*STATED GOAL*: Reproduce all the lines exactly as they stand, apart from the pictures.

*Dataset items*:
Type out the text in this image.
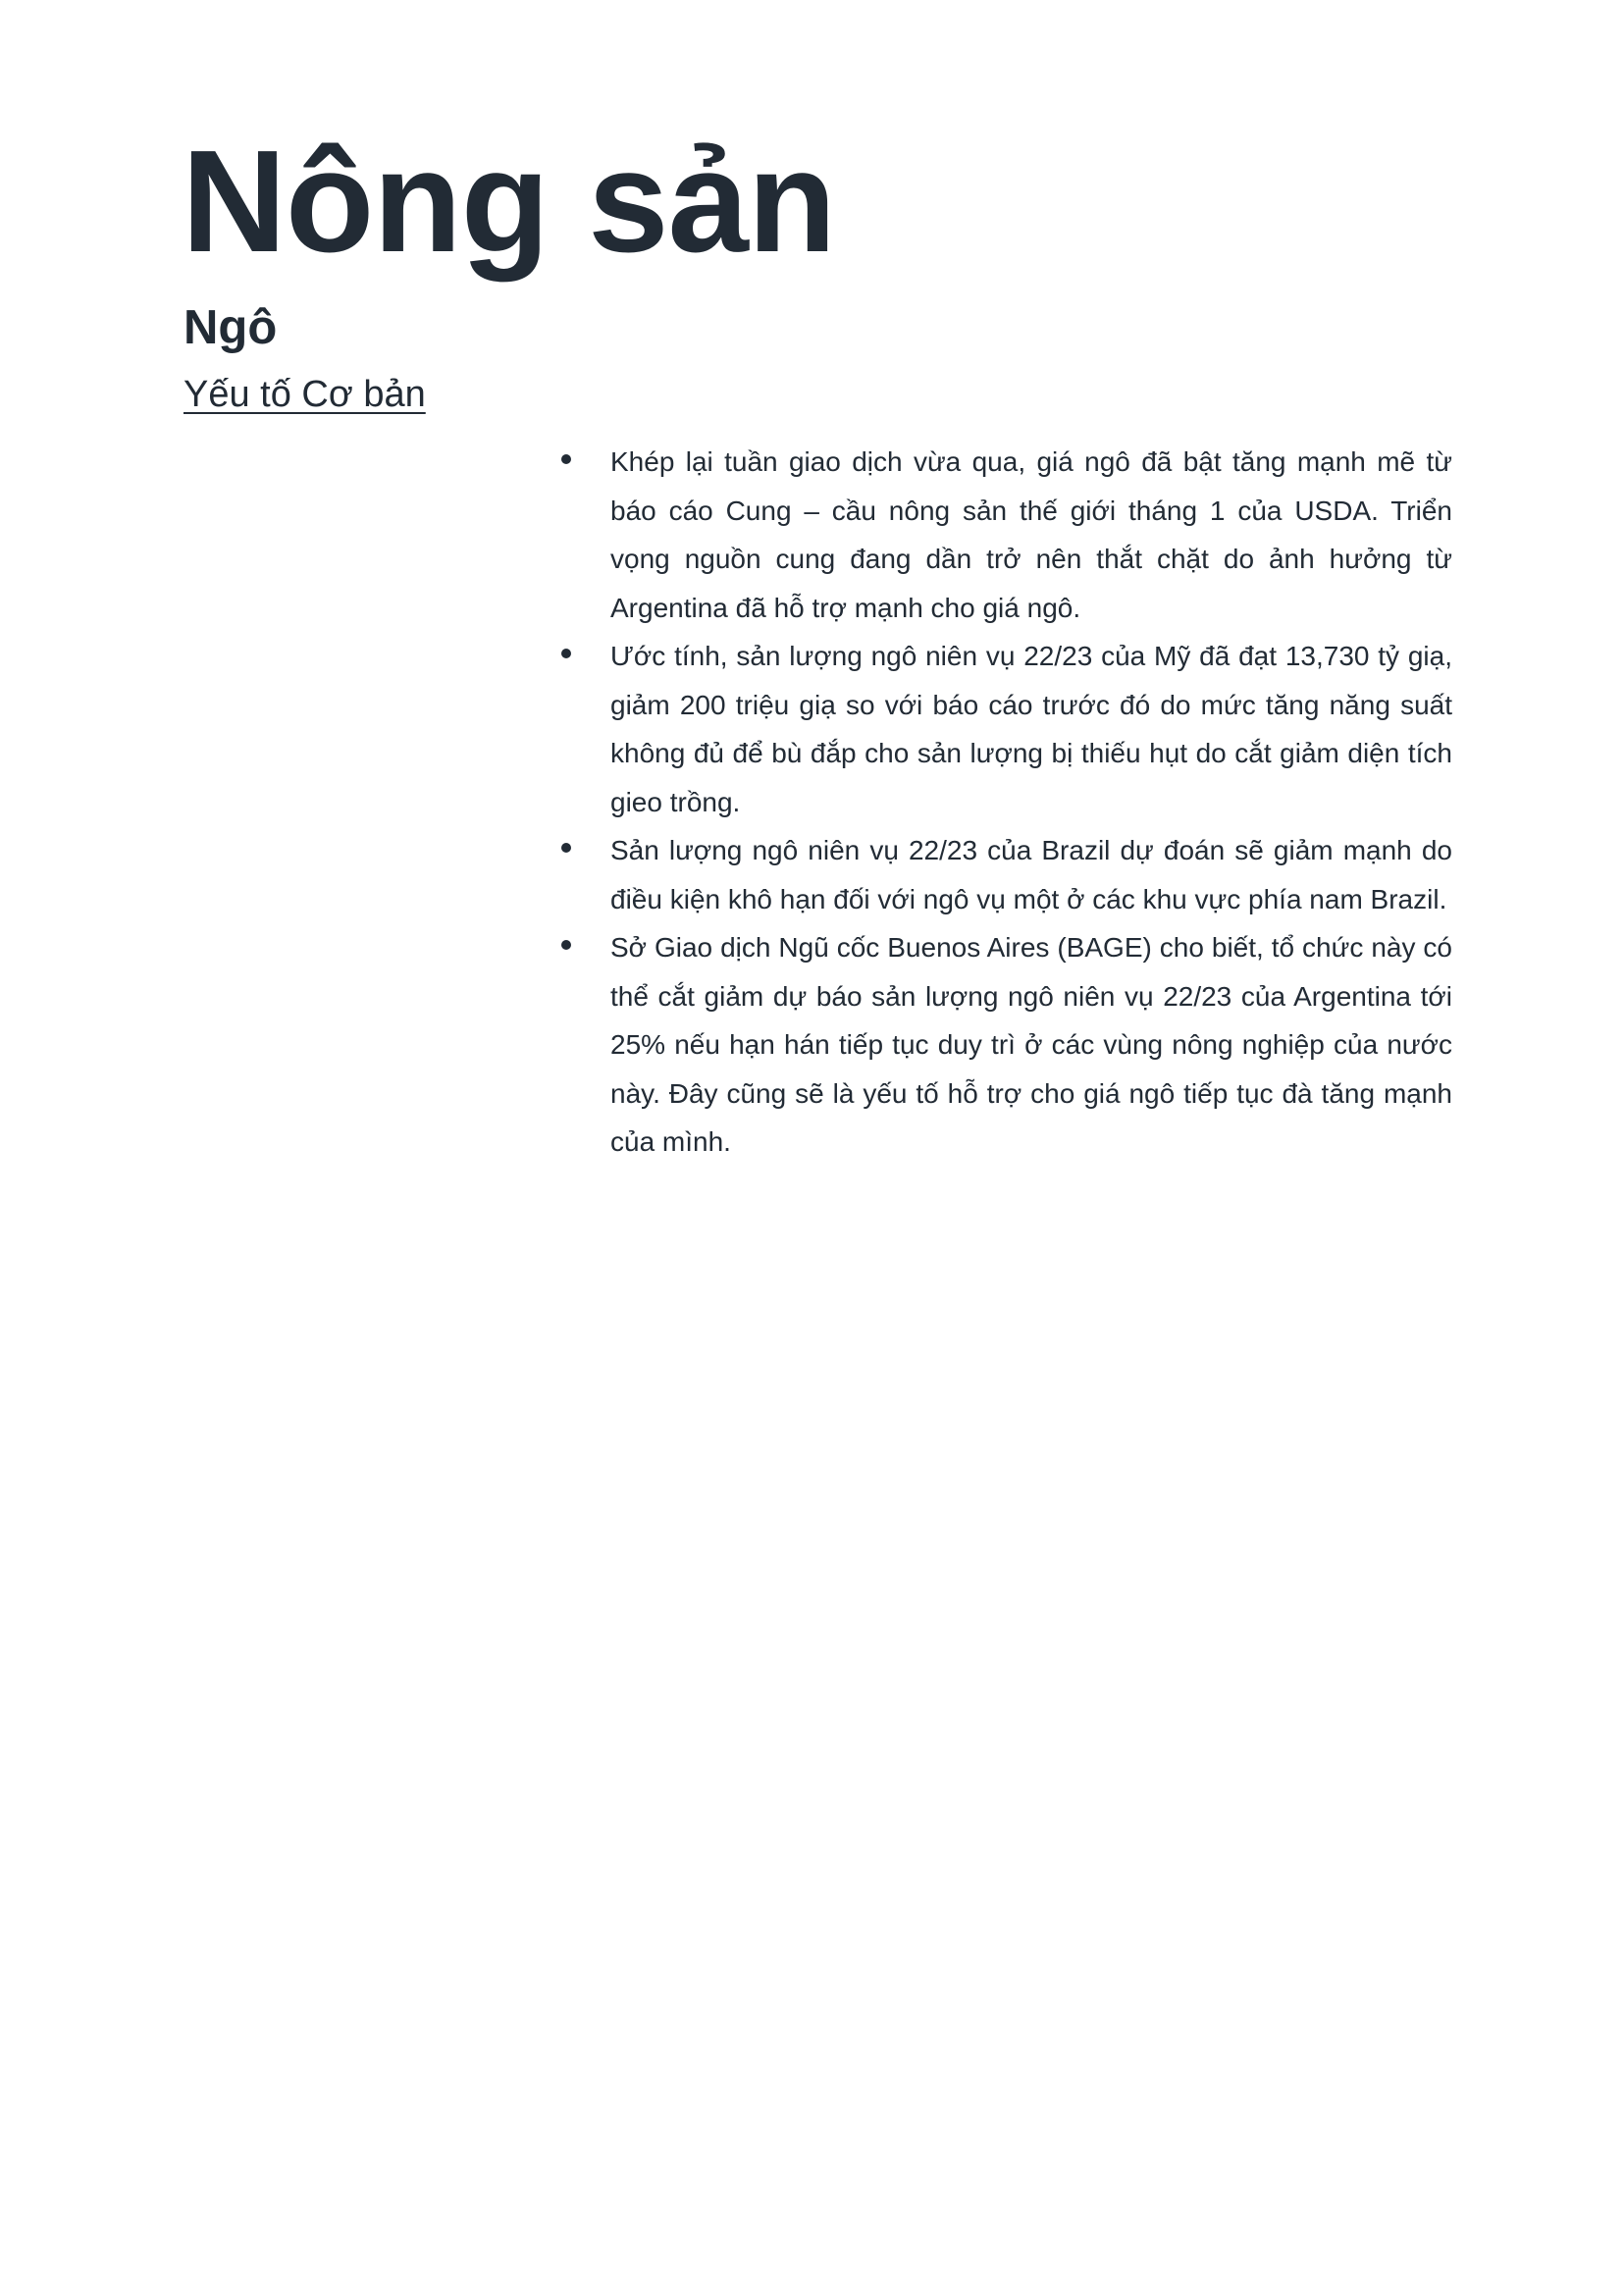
Nông sản
Ngô
Yếu tố Cơ bản
Khép lại tuần giao dịch vừa qua, giá ngô đã bật tăng mạnh mẽ từ báo cáo Cung – cầu nông sản thế giới tháng 1 của USDA. Triển vọng nguồn cung đang dần trở nên thắt chặt do ảnh hưởng từ Argentina đã hỗ trợ mạnh cho giá ngô.
Ước tính, sản lượng ngô niên vụ 22/23 của Mỹ đã đạt 13,730 tỷ giạ, giảm 200 triệu giạ so với báo cáo trước đó do mức tăng năng suất không đủ để bù đắp cho sản lượng bị thiếu hụt do cắt giảm diện tích gieo trồng.
Sản lượng ngô niên vụ 22/23 của Brazil dự đoán sẽ giảm mạnh do điều kiện khô hạn đối với ngô vụ một ở các khu vực phía nam Brazil.
Sở Giao dịch Ngũ cốc Buenos Aires (BAGE) cho biết, tổ chức này có thể cắt giảm dự báo sản lượng ngô niên vụ 22/23 của Argentina tới 25% nếu hạn hán tiếp tục duy trì ở các vùng nông nghiệp của nước này. Đây cũng sẽ là yếu tố hỗ trợ cho giá ngô tiếp tục đà tăng mạnh của mình.
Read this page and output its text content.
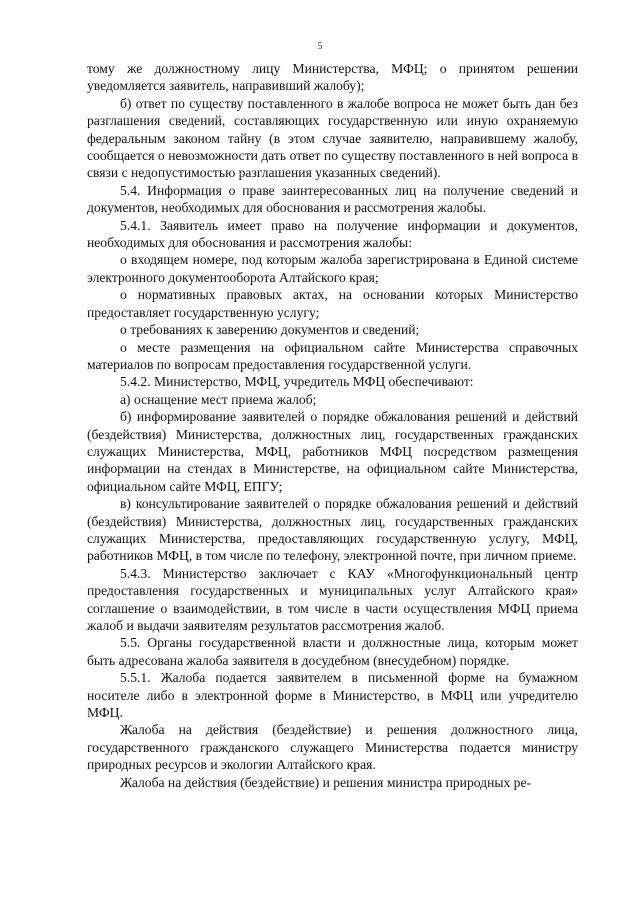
5

тому же должностному лицу Министерства, МФЦ; о принятом решении уведомляется заявитель, направивший жалобу);

б) ответ по существу поставленного в жалобе вопроса не может быть дан без разглашения сведений, составляющих государственную или иную охраняемую федеральным законом тайну (в этом случае заявителю, направившему жалобу, сообщается о невозможности дать ответ по существу поставленного в ней вопроса в связи с недопустимостью разглашения указанных сведений).

5.4. Информация о праве заинтересованных лиц на получение сведений и документов, необходимых для обоснования и рассмотрения жалобы.

5.4.1. Заявитель имеет право на получение информации и документов, необходимых для обоснования и рассмотрения жалобы:

о входящем номере, под которым жалоба зарегистрирована в Единой системе электронного документооборота Алтайского края;

о нормативных правовых актах, на основании которых Министерство предоставляет государственную услугу;

о требованиях к заверению документов и сведений;

о месте размещения на официальном сайте Министерства справочных материалов по вопросам предоставления государственной услуги.

5.4.2. Министерство, МФЦ, учредитель МФЦ обеспечивают:

а) оснащение мест приема жалоб;

б) информирование заявителей о порядке обжалования решений и действий (бездействия) Министерства, должностных лиц, государственных гражданских служащих Министерства, МФЦ, работников МФЦ посредством размещения информации на стендах в Министерстве, на официальном сайте Министерства, официальном сайте МФЦ, ЕПГУ;

в) консультирование заявителей о порядке обжалования решений и действий (бездействия) Министерства, должностных лиц, государственных гражданских служащих Министерства, предоставляющих государственную услугу, МФЦ, работников МФЦ, в том числе по телефону, электронной почте, при личном приеме.

5.4.3. Министерство заключает с КАУ «Многофункциональный центр предоставления государственных и муниципальных услуг Алтайского края» соглашение о взаимодействии, в том числе в части осуществления МФЦ приема жалоб и выдачи заявителям результатов рассмотрения жалоб.

5.5. Органы государственной власти и должностные лица, которым может быть адресована жалоба заявителя в досудебном (внесудебном) порядке.

5.5.1. Жалоба подается заявителем в письменной форме на бумажном носителе либо в электронной форме в Министерство, в МФЦ или учредителю МФЦ.

Жалоба на действия (бездействие) и решения должностного лица, государственного гражданского служащего Министерства подается министру природных ресурсов и экологии Алтайского края.

Жалоба на действия (бездействие) и решения министра природных ре-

*TASK SOLUTION*:
Type out the text in this image.
Nông sản
Ngô
Yếu tố Cơ bản
Khép lại tuần giao dịch vừa qua, giá ngô đã bật tăng mạnh mẽ từ báo cáo Cung – cầu nông sản thế giới tháng 1 của USDA. Triển vọng nguồn cung đang dần trở nên thắt chặt do ảnh hưởng từ Argentina đã hỗ trợ mạnh cho giá ngô.
Ước tính, sản lượng ngô niên vụ 22/23 của Mỹ đã đạt 13,730 tỷ giạ, giảm 200 triệu giạ so với báo cáo trước đó do mức tăng năng suất không đủ để bù đắp cho sản lượng bị thiếu hụt do cắt giảm diện tích gieo trồng.
Sản lượng ngô niên vụ 22/23 của Brazil dự đoán sẽ giảm mạnh do điều kiện khô hạn đối với ngô vụ một ở các khu vực phía nam Brazil.
Sở Giao dịch Ngũ cốc Buenos Aires (BAGE) cho biết, tổ chức này có thể cắt giảm dự báo sản lượng ngô niên vụ 22/23 của Argentina tới 25% nếu hạn hán tiếp tục duy trì ở các vùng nông nghiệp của nước này. Đây cũng sẽ là yếu tố hỗ trợ cho giá ngô tiếp tục đà tăng mạnh của mình.
Read this page and output its text content.
5

тому же должностному лицу Министерства, МФЦ; о принятом решении уведомляется заявитель, направивший жалобу);

б) ответ по существу поставленного в жалобе вопроса не может быть дан без разглашения сведений, составляющих государственную или иную охраняемую федеральным законом тайну (в этом случае заявителю, направившему жалобу, сообщается о невозможности дать ответ по существу поставленного в ней вопроса в связи с недопустимостью разглашения указанных сведений).

5.4. Информация о праве заинтересованных лиц на получение сведений и документов, необходимых для обоснования и рассмотрения жалобы.

5.4.1. Заявитель имеет право на получение информации и документов, необходимых для обоснования и рассмотрения жалобы:

о входящем номере, под которым жалоба зарегистрирована в Единой системе электронного документооборота Алтайского края;

о нормативных правовых актах, на основании которых Министерство предоставляет государственную услугу;

о требованиях к заверению документов и сведений;

о месте размещения на официальном сайте Министерства справочных материалов по вопросам предоставления государственной услуги.

5.4.2. Министерство, МФЦ, учредитель МФЦ обеспечивают:

а) оснащение мест приема жалоб;

б) информирование заявителей о порядке обжалования решений и действий (бездействия) Министерства, должностных лиц, государственных гражданских служащих Министерства, МФЦ, работников МФЦ посредством размещения информации на стендах в Министерстве, на официальном сайте Министерства, официальном сайте МФЦ, ЕПГУ;

в) консультирование заявителей о порядке обжалования решений и действий (бездействия) Министерства, должностных лиц, государственных гражданских служащих Министерства, предоставляющих государственную услугу, МФЦ, работников МФЦ, в том числе по телефону, электронной почте, при личном приеме.

5.4.3. Министерство заключает с КАУ «Многофункциональный центр предоставления государственных и муниципальных услуг Алтайского края» соглашение о взаимодействии, в том числе в части осуществления МФЦ приема жалоб и выдачи заявителям результатов рассмотрения жалоб.

5.5. Органы государственной власти и должностные лица, которым может быть адресована жалоба заявителя в досудебном (внесудебном) порядке.

5.5.1. Жалоба подается заявителем в письменной форме на бумажном носителе либо в электронной форме в Министерство, в МФЦ или учредителю МФЦ.

Жалоба на действия (бездействие) и решения должностного лица, государственного гражданского служащего Министерства подается министру природных ресурсов и экологии Алтайского края.

Жалоба на действия (бездействие) и решения министра природных ре-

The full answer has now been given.